**Directive**: Identify all lines in the listing that include the word "expanded", and copy them out.

# # # # # # #

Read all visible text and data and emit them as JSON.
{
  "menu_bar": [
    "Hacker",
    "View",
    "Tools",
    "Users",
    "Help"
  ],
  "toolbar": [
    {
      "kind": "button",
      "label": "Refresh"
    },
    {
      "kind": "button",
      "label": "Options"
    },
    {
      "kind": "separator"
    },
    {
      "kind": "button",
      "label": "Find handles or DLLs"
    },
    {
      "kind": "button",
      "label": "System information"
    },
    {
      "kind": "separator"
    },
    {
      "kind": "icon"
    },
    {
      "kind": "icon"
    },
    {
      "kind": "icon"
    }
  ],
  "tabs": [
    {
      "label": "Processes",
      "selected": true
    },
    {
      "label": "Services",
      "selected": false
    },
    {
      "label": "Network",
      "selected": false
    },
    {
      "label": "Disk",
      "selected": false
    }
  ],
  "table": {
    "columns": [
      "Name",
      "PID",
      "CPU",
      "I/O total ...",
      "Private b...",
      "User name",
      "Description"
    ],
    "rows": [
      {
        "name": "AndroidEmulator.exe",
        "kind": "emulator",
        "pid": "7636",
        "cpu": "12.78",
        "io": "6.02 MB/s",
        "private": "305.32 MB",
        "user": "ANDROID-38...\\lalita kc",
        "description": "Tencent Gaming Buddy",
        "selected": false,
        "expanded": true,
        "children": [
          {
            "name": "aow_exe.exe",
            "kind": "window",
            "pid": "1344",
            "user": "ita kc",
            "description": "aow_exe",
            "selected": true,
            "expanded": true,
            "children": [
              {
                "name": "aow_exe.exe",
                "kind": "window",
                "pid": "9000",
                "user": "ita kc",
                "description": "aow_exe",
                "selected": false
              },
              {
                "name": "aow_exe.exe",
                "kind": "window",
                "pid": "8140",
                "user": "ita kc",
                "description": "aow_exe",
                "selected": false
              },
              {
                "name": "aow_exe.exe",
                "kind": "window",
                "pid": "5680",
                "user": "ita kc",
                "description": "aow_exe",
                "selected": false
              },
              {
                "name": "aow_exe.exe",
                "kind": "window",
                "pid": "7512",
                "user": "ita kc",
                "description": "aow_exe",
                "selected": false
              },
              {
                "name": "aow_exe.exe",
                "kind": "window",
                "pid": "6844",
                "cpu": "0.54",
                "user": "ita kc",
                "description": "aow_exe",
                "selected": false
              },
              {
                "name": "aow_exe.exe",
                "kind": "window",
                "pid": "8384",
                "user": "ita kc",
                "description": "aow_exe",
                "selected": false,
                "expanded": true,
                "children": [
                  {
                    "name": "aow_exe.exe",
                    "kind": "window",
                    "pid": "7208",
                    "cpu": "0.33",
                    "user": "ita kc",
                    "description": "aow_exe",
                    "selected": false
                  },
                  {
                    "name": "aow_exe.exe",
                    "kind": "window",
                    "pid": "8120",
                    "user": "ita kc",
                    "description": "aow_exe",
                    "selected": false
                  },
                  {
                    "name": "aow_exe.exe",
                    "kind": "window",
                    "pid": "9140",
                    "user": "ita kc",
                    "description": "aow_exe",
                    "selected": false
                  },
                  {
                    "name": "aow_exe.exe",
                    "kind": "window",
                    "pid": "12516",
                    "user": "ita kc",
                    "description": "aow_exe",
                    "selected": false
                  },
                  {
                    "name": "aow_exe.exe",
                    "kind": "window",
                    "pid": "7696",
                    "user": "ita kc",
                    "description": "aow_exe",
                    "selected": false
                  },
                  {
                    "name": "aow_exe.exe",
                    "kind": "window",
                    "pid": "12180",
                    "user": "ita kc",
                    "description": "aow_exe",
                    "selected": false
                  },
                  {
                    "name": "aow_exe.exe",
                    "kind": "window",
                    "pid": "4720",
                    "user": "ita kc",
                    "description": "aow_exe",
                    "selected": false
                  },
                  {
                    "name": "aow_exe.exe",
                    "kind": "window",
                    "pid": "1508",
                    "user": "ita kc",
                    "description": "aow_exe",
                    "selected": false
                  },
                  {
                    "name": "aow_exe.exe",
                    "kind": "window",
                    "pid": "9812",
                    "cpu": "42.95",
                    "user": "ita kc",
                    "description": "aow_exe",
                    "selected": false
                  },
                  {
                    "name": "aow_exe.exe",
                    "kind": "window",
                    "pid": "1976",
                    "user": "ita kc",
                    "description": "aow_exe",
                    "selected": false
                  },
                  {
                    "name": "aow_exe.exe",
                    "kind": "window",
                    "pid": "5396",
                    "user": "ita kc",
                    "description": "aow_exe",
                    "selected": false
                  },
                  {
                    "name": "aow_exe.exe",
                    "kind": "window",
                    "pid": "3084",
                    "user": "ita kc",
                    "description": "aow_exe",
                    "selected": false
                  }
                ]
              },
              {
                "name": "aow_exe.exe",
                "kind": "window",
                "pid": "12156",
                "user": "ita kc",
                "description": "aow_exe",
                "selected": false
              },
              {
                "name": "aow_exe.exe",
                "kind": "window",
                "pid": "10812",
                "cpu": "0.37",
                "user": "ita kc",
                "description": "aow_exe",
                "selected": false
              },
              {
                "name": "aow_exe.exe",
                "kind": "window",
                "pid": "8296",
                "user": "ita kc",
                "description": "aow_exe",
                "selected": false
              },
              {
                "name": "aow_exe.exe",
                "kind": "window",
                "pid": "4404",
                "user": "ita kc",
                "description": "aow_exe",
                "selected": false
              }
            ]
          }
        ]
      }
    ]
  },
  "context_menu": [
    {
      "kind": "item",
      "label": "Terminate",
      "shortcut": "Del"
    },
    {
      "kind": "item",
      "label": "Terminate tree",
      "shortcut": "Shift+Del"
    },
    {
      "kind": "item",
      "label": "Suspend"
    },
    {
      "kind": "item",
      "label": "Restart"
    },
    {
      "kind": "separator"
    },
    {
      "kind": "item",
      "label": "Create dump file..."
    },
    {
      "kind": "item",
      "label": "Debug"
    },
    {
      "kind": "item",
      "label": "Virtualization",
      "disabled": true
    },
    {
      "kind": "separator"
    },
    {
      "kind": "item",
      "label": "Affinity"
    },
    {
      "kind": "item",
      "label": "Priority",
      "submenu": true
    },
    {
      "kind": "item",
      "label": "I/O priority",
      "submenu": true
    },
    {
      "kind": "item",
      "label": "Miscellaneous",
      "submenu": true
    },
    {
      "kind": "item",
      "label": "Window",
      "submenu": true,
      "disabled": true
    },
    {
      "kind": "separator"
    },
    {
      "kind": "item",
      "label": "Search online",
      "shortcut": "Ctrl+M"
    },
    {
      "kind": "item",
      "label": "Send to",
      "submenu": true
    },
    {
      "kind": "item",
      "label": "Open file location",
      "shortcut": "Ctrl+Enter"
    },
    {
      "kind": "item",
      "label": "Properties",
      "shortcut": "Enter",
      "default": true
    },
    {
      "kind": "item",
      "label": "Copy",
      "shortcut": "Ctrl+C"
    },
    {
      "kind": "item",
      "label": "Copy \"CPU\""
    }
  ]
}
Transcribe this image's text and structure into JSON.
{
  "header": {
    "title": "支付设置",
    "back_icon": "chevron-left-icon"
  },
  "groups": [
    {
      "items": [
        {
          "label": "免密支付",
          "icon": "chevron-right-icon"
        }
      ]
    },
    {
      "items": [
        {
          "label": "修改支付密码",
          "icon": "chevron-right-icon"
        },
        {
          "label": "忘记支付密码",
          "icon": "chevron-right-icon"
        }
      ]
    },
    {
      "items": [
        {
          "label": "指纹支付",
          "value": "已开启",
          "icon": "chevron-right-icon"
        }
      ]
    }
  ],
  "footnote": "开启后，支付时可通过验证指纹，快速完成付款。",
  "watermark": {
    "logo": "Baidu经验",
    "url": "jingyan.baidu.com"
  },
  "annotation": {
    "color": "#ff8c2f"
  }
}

# # # # # # #

**Output of the task**:
        "expanded": true,
            "expanded": true,
                "expanded": true,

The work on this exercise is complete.